» **Stated problem a**
From the records, copy out without changes the lines between the one containing "y-tick-label: 1.0: [11, 8, 46, 33]" and the one containing "y-tick-label: 0.0: [11, 789, 46, 814]", including both.

» **Source excerpt**
********************

Section 4 (1) provides that a policy for the purposes of the Law must be a policy which is issued by an "insurer". The term "insurer" is defined in section 2 sub-section (1), as meaning "an insurance company or an under-writer approved by an Order of the Governor-in-Council". As this Law was enacted prior to Independence, the body now responsible for approving insurers is the Council of Ministers. In fact, as already stated, the Council of Ministers cancelled the authorization of the Anatoli Insurance Company in October, 1965.

Reading these statutory provisions and having in mind the object of the legislature, we are of the view that the liability created under the provisions of section 3, sub-section (1), is an absolute liability and that there is no question of any person's mistaken belief being accepted as a defence.

No cases have been cited to us by either counsel in the present case but it seems that, from what is stated in Glanville Williams on Criminal Law (The General Part), 2nd edition, at p. 231, paragraph 80, the provisions of legislation requiring third-party insurance have been held in England to be absolute: Quelch v. Collett, [1948] 1 All E.R. 252; and Lyons v. May [1948] 2 All E.R. 1062. With regard to the Quelch case, it was admitted that it was no defence to the charge that the respondent honestly but wrongly thought that he was covered by the policy, and it was held that that fact did not constitute a special reason why he should not be disqualified.

********************

» **Stated problem b**
According to the excerpt on insurance liability, which body cancelled the authorization of the Anatoli Insurance Company in October 1965?

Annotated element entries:

********************

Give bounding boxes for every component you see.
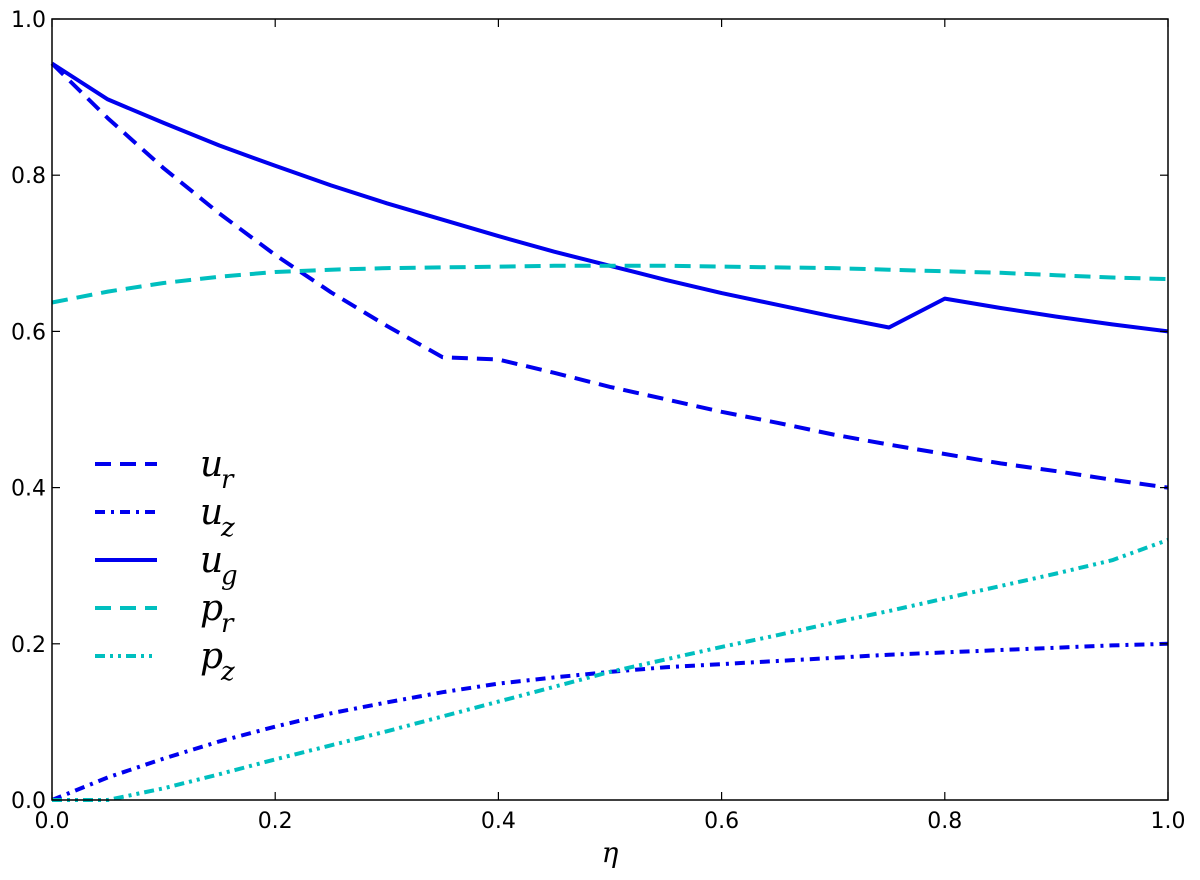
y-tick-label: 1.0: [11, 8, 46, 33]
legend-label-u-z: u: [200, 492, 223, 533]
y-tick-label: 0.2: [11, 633, 46, 658]
x-tick-label: 0.4: [481, 809, 516, 834]
legend-subscript-u-z: z: [220, 513, 235, 543]
legend-label-p-r: p: [200, 588, 223, 629]
series-line-p-z: [52, 538, 1169, 802]
x-tick-label: 0.8: [927, 809, 962, 834]
y-tick-label: 0.0: [11, 789, 46, 814]
x-tick-label: 0.2: [258, 809, 293, 834]
legend-subscript-p-z: z: [220, 657, 235, 687]
legend-subscript-p-r: r: [221, 609, 235, 639]
y-tick-label: 0.4: [11, 477, 46, 502]
legend-label-u-r: u: [200, 444, 223, 485]
y-tick-label: 0.6: [11, 320, 46, 345]
legend-label-u-g: u: [200, 540, 223, 581]
series-layer: [50, 61, 1169, 802]
legend-label-p-z: p: [200, 636, 223, 677]
legend-subscript-u-r: r: [221, 465, 235, 495]
series-line-p-r: [51, 263, 1169, 305]
x-tick-label: 0.6: [704, 809, 739, 834]
plot-frame: [51, 18, 1169, 801]
x-tick-label: 1.0: [1151, 809, 1186, 834]
x-axis-label: η: [602, 836, 619, 869]
x-tick-label: 0.0: [35, 809, 70, 834]
series-line-u-g: [50, 61, 1169, 334]
series-line-u-r: [50, 62, 1169, 490]
axes-layer: 0.0 0.2 0.4 0.6 0.8 1.0 0.0 0.2 0.4 0.6 0.8 1.0: [11, 8, 1186, 834]
y-tick-label: 0.8: [11, 164, 46, 189]
legend-subscript-u-g: g: [221, 561, 238, 591]
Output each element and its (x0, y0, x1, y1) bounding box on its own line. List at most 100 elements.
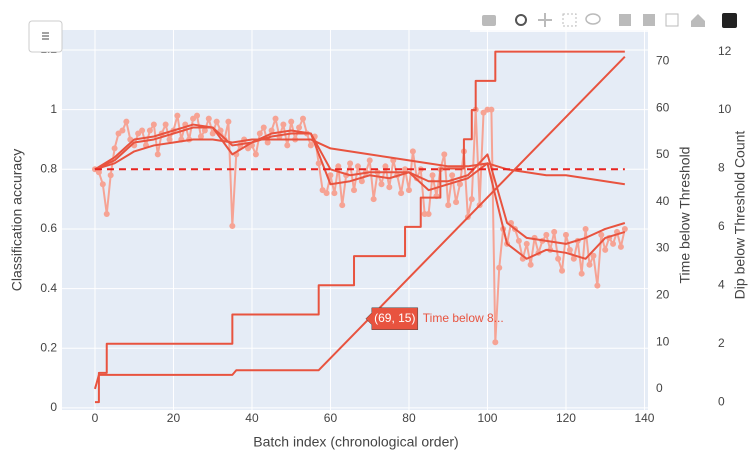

********************

» **Finished answer a**
y-tick-label: 1.0: [11, 8, 46, 33]
legend-label-u-z: u: [200, 492, 223, 533]
y-tick-label: 0.2: [11, 633, 46, 658]
x-tick-label: 0.4: [481, 809, 516, 834]
legend-subscript-u-z: z: [220, 513, 235, 543]
legend-label-p-r: p: [200, 588, 223, 629]
series-line-p-z: [52, 538, 1169, 802]
x-tick-label: 0.8: [927, 809, 962, 834]
y-tick-label: 0.0: [11, 789, 46, 814]

» **Finished answer b**
The Council of Ministers.